» **Work to be completed**
Output every line of the entries below as a Markdown table with the columns Row and Line, numbering the rows and skipping blank lines. Leave the pictures out.

» **Input material**
• • • • • • •
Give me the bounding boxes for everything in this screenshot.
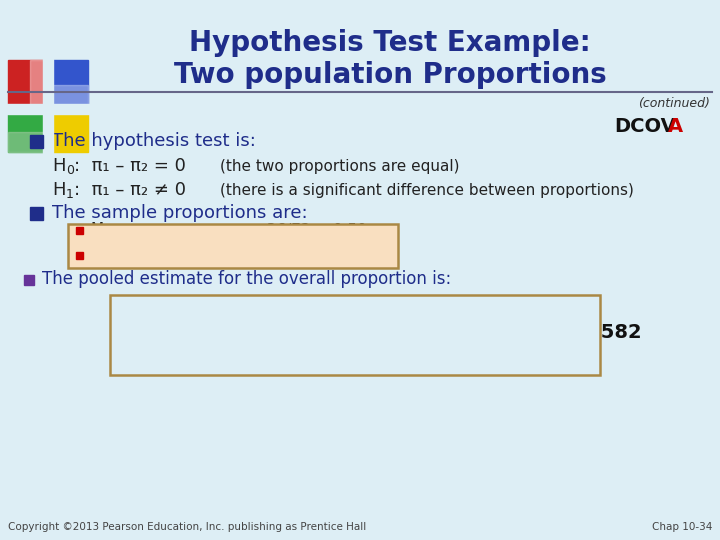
Text: 0.582: 0.582 [580,323,642,342]
Bar [24,275,34,285]
Bar [50,85,88,110]
Text: The pooled estimate for the overall proportion is:: The pooled estimate for the overall prop… [42,270,451,288]
Text: Chap 10-34: Chap 10-34 [652,522,712,532]
Text: (the two proportions are equal): (the two proportions are equal) [220,159,459,173]
Text: Men:: Men: [90,222,127,238]
Bar [8,112,46,152]
Text: 1: 1 [66,188,74,201]
Bar [8,60,46,110]
Text: A: A [668,118,683,137]
Text: DCOV: DCOV [614,118,676,137]
Text: 36+35: 36+35 [364,309,436,328]
Text: p: p [230,247,240,262]
Bar [76,252,83,259]
Text: 122: 122 [490,339,531,357]
Bar [43,56,53,156]
Text: Two population Proportions: Two population Proportions [174,61,606,89]
Text: The hypothesis test is:: The hypothesis test is: [52,132,256,150]
Text: Copyright ©2013 Pearson Education, Inc. publishing as Prentice Hall: Copyright ©2013 Pearson Education, Inc. … [8,522,366,532]
Bar [30,207,43,220]
Text: =: = [311,323,329,343]
Text: $X_1+X_2$: $X_1+X_2$ [207,309,272,329]
Text: = 35/50 = 0.70: = 35/50 = 0.70 [249,247,366,262]
Bar [50,60,88,110]
Bar [110,295,600,375]
Text: H: H [52,181,66,199]
Text: 2: 2 [242,255,249,265]
Text: p: p [230,222,240,238]
Text: Women:: Women: [90,247,153,262]
Bar [4,104,94,114]
Text: (continued): (continued) [638,97,710,110]
Text: (there is a significant difference between proportions): (there is a significant difference betwe… [220,183,634,198]
Text: =: = [543,323,561,343]
Text: 0: 0 [66,165,74,178]
Bar [30,135,43,148]
Text: $\bar{p}$: $\bar{p}$ [128,319,144,347]
Text: Hypothesis Test Example:: Hypothesis Test Example: [189,29,591,57]
Text: = 36/72 = 0.50: = 36/72 = 0.50 [249,222,366,238]
Text: H: H [52,157,66,175]
Text: 1: 1 [242,230,249,240]
Text: The sample proportions are:: The sample proportions are: [52,204,307,222]
Text: =: = [456,323,474,343]
Bar [76,227,83,234]
Bar [30,60,48,110]
Text: $n_1+n_2$: $n_1+n_2$ [209,339,271,357]
Bar [50,112,88,152]
Text: :  π₁ – π₂ = 0: : π₁ – π₂ = 0 [74,157,186,175]
Text: :  π₁ – π₂ ≠ 0: : π₁ – π₂ ≠ 0 [74,181,186,199]
Bar [68,224,398,268]
Bar [8,132,46,152]
Text: =: = [144,323,162,343]
Text: 71: 71 [496,309,523,328]
Text: 72+50: 72+50 [365,339,436,357]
• • • • • • •
» **Right answer**
| Row | Line |
|---|---|
| 1 | Give me the bounding boxes for everything in this screenshot. |
| 2 | Text: 0.582: 0.582 [580,323,642,342] |
| 3 | Bar [24,275,34,285] |
| 4 | Bar [50,85,88,110] |
| 5 | Text: The pooled estimate for the overall proportion is:: The pooled estimate for the overall prop… [42,270,451,288] |
| 6 | Text: Chap 10-34: Chap 10-34 [652,522,712,532] |
| 7 | Text: (the two proportions are equal): (the two proportions are equal) [220,159,459,173] |
| 8 | Text: Men:: Men: [90,222,127,238] |
| 9 | Bar [8,112,46,152] |
| 10 | Text: 1: 1 [66,188,74,201] |
| 11 | Bar [8,60,46,110] |
| 12 | Text: A: A [668,118,683,137] |
| 13 | Text: DCOV: DCOV [614,118,676,137] |
| 14 | Text: 36+35: 36+35 [364,309,436,328] |
| 15 | Text: p: p [230,247,240,262] |
| 16 | Bar [76,252,83,259] |
| 17 | Text: 122: 122 [490,339,531,357] |
| 18 | Bar [43,56,53,156] |
| 19 | Text: Two population Proportions: Two population Proportions [174,61,606,89] |
| 20 | Text: The hypothesis test is:: The hypothesis test is: [52,132,256,150] |
| 21 | Text: Copyright ©2013 Pearson Education, Inc. publishing as Prentice Hall: Copyright ©2013 Pearson Education, Inc. … [8,522,366,532] |
| 22 | Bar [30,207,43,220] |
| 23 | Text: =: = [311,323,329,343] |
| 24 | Text: $X_1+X_2$: $X_1+X_2$ [207,309,272,329] |
| 25 | Text: = 35/50 = 0.70: = 35/50 = 0.70 [249,247,366,262] |
| 26 | Bar [50,60,88,110] |
| 27 | Bar [110,295,600,375] |
| 28 | Text: H: H [52,181,66,199] |
| 29 | Text: 2: 2 [242,255,249,265] |
| 30 | Text: p: p [230,222,240,238] |
| 31 | Text: Women:: Women: [90,247,153,262] |
| 32 | Bar [4,104,94,114] |
| 33 | Text: (continued): (continued) [638,97,710,110] |
| 34 | Text: (there is a significant difference between proportions): (there is a significant difference betwe… [220,183,634,198] |
| 35 | Text: =: = [543,323,561,343] |
| 36 | Text: 0: 0 [66,165,74,178] |
| 37 | Bar [30,135,43,148] |
| 38 | Text: $\bar{p}$: $\bar{p}$ [128,319,144,347] |
| 39 | Text: Hypothesis Test Example:: Hypothesis Test Example: [189,29,591,57] |
| 40 | Text: = 36/72 = 0.50: = 36/72 = 0.50 [249,222,366,238] |
| 41 | Text: H: H [52,157,66,175] |
| 42 | Text: 1: 1 [242,230,249,240] |
| 43 | Text: The sample proportions are:: The sample proportions are: [52,204,307,222] |
| 44 | Text: =: = [456,323,474,343] |
| 45 | Bar [76,227,83,234] |
| 46 | Bar [30,60,48,110] |
| 47 | Text: $n_1+n_2$: $n_1+n_2$ [209,339,271,357] |
| 48 | Bar [50,112,88,152] |
| 49 | Text: :  π₁ – π₂ = 0: : π₁ – π₂ = 0 [74,157,186,175] |
| 50 | Text: :  π₁ – π₂ ≠ 0: : π₁ – π₂ ≠ 0 [74,181,186,199] |
| 51 | Bar [68,224,398,268] |
| 52 | Bar [8,132,46,152] |
| 53 | Text: =: = [144,323,162,343] |
| 54 | Text: 71: 71 [496,309,523,328] |
| 55 | Text: 72+50: 72+50 [365,339,436,357] |